===== Material for this exercise
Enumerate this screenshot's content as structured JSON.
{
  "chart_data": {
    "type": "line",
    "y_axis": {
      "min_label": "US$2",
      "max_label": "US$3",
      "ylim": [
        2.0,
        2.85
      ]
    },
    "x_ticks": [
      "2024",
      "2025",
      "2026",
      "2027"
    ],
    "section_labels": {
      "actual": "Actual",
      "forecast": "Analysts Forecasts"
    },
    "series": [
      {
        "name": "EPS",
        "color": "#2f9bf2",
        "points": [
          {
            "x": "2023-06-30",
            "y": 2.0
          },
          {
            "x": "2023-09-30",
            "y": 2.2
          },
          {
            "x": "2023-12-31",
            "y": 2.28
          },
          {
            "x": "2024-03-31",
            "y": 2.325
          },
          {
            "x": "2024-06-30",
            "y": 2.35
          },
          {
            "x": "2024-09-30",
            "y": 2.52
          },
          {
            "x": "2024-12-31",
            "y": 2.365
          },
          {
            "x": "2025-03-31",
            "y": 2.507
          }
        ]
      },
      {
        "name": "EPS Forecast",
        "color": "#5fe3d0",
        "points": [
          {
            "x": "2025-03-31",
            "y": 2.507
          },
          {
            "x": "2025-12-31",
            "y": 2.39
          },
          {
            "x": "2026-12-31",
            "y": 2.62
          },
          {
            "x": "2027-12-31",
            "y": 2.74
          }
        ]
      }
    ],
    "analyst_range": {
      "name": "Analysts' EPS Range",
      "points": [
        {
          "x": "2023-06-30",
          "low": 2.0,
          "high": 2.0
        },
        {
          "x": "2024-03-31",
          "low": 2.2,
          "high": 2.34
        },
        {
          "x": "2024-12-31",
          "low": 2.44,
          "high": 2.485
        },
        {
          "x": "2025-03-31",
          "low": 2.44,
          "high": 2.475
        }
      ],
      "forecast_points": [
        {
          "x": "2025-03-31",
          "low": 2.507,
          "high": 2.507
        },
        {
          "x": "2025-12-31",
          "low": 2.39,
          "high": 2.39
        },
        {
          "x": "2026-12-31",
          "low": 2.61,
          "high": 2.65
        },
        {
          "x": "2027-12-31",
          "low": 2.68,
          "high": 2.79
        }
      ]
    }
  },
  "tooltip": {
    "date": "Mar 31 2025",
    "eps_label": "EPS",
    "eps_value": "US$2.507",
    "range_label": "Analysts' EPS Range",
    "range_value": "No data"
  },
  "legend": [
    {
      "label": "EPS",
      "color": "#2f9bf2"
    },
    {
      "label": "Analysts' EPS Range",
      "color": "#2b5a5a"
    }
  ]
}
==========
» Instruction
From the listing above, reproduce all the lines exactly.

» Answer to the task
Enumerate this screenshot's content as structured JSON.
{
  "chart_data": {
    "type": "line",
    "y_axis": {
      "min_label": "US$2",
      "max_label": "US$3",
      "ylim": [
        2.0,
        2.85
      ]
    },
    "x_ticks": [
      "2024",
      "2025",
      "2026",
      "2027"
    ],
    "section_labels": {
      "actual": "Actual",
      "forecast": "Analysts Forecasts"
    },
    "series": [
      {
        "name": "EPS",
        "color": "#2f9bf2",
        "points": [
          {
            "x": "2023-06-30",
            "y": 2.0
          },
          {
            "x": "2023-09-30",
            "y": 2.2
          },
          {
            "x": "2023-12-31",
            "y": 2.28
          },
          {
            "x": "2024-03-31",
            "y": 2.325
          },
          {
            "x": "2024-06-30",
            "y": 2.35
          },
          {
            "x": "2024-09-30",
            "y": 2.52
          },
          {
            "x": "2024-12-31",
            "y": 2.365
          },
          {
            "x": "2025-03-31",
            "y": 2.507
          }
        ]
      },
      {
        "name": "EPS Forecast",
        "color": "#5fe3d0",
        "points": [
          {
            "x": "2025-03-31",
            "y": 2.507
          },
          {
            "x": "2025-12-31",
            "y": 2.39
          },
          {
            "x": "2026-12-31",
            "y": 2.62
          },
          {
            "x": "2027-12-31",
            "y": 2.74
          }
        ]
      }
    ],
    "analyst_range": {
      "name": "Analysts' EPS Range",
      "points": [
        {
          "x": "2023-06-30",
          "low": 2.0,
          "high": 2.0
        },
        {
          "x": "2024-03-31",
          "low": 2.2,
          "high": 2.34
        },
        {
          "x": "2024-12-31",
          "low": 2.44,
          "high": 2.485
        },
        {
          "x": "2025-03-31",
          "low": 2.44,
          "high": 2.475
        }
      ],
      "forecast_points": [
        {
          "x": "2025-03-31",
          "low": 2.507,
          "high": 2.507
        },
        {
          "x": "2025-12-31",
          "low": 2.39,
          "high": 2.39
        },
        {
          "x": "2026-12-31",
          "low": 2.61,
          "high": 2.65
        },
        {
          "x": "2027-12-31",
          "low": 2.68,
          "high": 2.79
        }
      ]
    }
  },
  "tooltip": {
    "date": "Mar 31 2025",
    "eps_label": "EPS",
    "eps_value": "US$2.507",
    "range_label": "Analysts' EPS Range",
    "range_value": "No data"
  },
  "legend": [
    {
      "label": "EPS",
      "color": "#2f9bf2"
    },
    {
      "label": "Analysts' EPS Range",
      "color": "#2b5a5a"
    }
  ]
}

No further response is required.